- [EXERCISE] Copy each line that contains the word "large".

Saved data entries
>> Begin
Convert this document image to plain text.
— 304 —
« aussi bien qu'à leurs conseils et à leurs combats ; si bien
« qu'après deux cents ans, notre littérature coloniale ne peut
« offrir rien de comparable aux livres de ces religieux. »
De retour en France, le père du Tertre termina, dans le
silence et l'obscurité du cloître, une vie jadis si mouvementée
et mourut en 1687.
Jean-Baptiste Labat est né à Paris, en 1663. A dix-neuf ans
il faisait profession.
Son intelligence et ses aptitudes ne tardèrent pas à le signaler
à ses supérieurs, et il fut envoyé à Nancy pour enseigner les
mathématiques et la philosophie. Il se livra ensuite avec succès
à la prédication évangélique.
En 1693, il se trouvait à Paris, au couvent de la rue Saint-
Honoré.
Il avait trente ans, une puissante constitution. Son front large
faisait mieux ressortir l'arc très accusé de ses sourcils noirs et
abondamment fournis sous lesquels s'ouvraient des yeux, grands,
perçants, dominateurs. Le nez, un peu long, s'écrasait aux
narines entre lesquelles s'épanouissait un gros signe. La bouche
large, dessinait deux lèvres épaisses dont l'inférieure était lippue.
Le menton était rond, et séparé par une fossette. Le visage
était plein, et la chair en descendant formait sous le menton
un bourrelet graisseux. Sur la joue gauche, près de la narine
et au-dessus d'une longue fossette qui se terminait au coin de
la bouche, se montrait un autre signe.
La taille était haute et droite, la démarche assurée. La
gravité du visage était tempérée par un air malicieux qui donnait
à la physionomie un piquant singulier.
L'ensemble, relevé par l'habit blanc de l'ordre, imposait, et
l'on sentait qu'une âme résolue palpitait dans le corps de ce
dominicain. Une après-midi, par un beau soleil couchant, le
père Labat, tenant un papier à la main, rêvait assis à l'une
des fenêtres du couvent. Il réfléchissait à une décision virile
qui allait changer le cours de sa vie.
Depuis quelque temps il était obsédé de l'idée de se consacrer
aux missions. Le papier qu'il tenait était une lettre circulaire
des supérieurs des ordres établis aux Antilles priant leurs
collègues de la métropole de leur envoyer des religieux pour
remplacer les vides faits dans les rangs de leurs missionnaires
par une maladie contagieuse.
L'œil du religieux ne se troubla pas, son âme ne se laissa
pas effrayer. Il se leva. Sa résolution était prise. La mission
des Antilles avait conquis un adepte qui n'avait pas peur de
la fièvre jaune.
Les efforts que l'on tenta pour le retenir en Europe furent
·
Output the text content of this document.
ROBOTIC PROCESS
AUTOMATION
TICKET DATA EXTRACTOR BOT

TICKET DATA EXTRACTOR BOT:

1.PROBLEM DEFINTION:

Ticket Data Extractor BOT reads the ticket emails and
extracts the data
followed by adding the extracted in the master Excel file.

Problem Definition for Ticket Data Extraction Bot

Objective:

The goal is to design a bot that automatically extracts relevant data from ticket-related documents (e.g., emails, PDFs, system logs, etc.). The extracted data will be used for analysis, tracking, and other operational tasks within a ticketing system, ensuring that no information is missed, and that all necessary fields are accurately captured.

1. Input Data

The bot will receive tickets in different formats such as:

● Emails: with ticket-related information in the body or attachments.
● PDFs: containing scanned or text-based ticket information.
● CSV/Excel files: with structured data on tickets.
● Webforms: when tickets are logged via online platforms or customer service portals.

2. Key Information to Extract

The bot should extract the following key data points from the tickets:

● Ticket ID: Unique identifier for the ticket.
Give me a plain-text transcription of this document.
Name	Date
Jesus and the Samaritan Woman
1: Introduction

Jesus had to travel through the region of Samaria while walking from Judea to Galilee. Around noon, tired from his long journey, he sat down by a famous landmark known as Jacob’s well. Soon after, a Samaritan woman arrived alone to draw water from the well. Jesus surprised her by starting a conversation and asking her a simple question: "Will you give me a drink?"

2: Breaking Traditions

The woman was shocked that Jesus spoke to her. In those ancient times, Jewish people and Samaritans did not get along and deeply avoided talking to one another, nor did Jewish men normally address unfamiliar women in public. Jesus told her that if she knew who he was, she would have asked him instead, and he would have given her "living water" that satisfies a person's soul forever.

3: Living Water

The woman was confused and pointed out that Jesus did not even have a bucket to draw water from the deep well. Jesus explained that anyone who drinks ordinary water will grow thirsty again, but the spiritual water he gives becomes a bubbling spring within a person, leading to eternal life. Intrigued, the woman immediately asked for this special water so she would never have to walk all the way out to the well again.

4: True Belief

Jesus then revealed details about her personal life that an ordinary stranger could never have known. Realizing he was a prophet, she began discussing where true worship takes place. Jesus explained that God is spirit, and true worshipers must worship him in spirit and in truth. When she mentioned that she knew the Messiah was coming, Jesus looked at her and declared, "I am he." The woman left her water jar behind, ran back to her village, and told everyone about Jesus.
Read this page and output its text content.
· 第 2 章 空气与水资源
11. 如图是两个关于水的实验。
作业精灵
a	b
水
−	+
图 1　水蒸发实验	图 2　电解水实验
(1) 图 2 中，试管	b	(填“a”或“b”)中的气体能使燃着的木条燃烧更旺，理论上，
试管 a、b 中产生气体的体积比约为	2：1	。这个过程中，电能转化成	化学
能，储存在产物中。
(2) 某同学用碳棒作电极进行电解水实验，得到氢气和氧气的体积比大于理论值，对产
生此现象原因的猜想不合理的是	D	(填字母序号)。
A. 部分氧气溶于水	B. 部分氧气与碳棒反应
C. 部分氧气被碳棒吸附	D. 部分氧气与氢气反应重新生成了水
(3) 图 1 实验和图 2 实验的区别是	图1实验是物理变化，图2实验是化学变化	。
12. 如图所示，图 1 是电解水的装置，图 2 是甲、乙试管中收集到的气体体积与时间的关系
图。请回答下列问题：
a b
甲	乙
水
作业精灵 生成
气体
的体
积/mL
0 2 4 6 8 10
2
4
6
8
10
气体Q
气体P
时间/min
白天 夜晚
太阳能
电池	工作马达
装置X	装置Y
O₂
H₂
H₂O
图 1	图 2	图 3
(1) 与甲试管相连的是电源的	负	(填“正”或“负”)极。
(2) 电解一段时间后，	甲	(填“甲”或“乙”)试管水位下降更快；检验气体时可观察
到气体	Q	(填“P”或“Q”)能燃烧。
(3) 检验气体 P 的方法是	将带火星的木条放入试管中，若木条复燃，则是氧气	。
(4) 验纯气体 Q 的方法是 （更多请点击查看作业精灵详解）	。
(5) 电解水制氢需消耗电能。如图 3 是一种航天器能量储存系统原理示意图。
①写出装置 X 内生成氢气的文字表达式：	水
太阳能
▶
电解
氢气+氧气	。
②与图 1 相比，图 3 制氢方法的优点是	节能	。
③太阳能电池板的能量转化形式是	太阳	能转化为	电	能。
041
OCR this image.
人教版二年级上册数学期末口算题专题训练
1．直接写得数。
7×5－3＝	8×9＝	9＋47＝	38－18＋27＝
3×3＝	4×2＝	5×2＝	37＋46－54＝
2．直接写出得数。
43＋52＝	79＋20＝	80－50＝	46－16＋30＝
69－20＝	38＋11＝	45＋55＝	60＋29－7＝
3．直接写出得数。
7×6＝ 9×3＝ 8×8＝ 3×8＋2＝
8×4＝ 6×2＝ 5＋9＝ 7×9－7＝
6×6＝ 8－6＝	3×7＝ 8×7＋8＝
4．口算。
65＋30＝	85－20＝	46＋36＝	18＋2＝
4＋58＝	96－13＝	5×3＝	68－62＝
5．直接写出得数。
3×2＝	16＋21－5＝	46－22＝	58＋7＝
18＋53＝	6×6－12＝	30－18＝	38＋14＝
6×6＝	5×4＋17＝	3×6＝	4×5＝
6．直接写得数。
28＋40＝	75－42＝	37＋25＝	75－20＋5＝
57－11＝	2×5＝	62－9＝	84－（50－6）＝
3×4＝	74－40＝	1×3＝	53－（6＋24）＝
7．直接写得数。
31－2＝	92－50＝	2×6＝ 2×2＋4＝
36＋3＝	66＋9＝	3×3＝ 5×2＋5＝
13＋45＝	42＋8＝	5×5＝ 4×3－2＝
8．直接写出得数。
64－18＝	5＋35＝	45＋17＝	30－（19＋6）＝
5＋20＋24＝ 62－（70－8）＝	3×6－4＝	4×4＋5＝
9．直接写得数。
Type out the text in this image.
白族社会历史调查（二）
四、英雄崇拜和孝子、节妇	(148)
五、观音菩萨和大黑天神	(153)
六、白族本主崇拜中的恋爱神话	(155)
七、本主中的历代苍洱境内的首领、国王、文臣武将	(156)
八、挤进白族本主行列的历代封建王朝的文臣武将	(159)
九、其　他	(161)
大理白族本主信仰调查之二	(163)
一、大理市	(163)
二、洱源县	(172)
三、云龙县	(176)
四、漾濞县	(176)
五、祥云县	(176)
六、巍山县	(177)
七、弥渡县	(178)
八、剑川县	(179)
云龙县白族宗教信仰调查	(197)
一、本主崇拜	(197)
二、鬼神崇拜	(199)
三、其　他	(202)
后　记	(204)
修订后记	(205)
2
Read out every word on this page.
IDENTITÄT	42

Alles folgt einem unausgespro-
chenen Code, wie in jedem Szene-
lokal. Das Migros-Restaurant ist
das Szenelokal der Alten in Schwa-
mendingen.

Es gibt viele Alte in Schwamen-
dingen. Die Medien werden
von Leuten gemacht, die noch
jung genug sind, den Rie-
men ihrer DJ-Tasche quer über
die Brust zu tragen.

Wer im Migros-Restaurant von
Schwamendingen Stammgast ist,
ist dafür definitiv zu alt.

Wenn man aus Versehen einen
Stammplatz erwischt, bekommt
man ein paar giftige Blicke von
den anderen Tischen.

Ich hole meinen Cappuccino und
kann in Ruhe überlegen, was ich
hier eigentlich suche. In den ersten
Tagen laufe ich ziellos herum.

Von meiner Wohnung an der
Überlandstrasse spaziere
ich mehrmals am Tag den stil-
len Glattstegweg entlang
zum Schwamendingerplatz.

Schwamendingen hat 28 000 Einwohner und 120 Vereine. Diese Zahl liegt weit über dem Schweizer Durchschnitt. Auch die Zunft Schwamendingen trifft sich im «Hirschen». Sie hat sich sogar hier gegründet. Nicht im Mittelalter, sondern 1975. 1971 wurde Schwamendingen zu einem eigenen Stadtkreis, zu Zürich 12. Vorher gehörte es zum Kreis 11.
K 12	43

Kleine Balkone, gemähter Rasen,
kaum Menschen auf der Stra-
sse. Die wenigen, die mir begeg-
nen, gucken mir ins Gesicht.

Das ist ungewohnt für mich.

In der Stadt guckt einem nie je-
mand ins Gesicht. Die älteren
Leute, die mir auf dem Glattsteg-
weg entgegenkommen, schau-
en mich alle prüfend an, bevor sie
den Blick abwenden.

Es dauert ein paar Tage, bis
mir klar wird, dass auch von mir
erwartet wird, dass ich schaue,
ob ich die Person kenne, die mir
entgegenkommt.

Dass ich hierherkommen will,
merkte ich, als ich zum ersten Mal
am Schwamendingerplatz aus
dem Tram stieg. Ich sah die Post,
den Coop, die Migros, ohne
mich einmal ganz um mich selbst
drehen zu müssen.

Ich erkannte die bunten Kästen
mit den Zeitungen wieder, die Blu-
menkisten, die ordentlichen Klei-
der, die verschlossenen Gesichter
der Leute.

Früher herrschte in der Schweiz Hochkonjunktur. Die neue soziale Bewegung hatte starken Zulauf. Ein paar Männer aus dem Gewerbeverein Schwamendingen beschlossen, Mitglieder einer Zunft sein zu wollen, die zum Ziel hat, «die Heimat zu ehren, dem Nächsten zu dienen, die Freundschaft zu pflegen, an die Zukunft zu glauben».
>> End
- [OUTPUT]
Il avait trente ans, une puissante constitution. Son front large
large, dessinait deux lèvres épaisses dont l'inférieure était lippue.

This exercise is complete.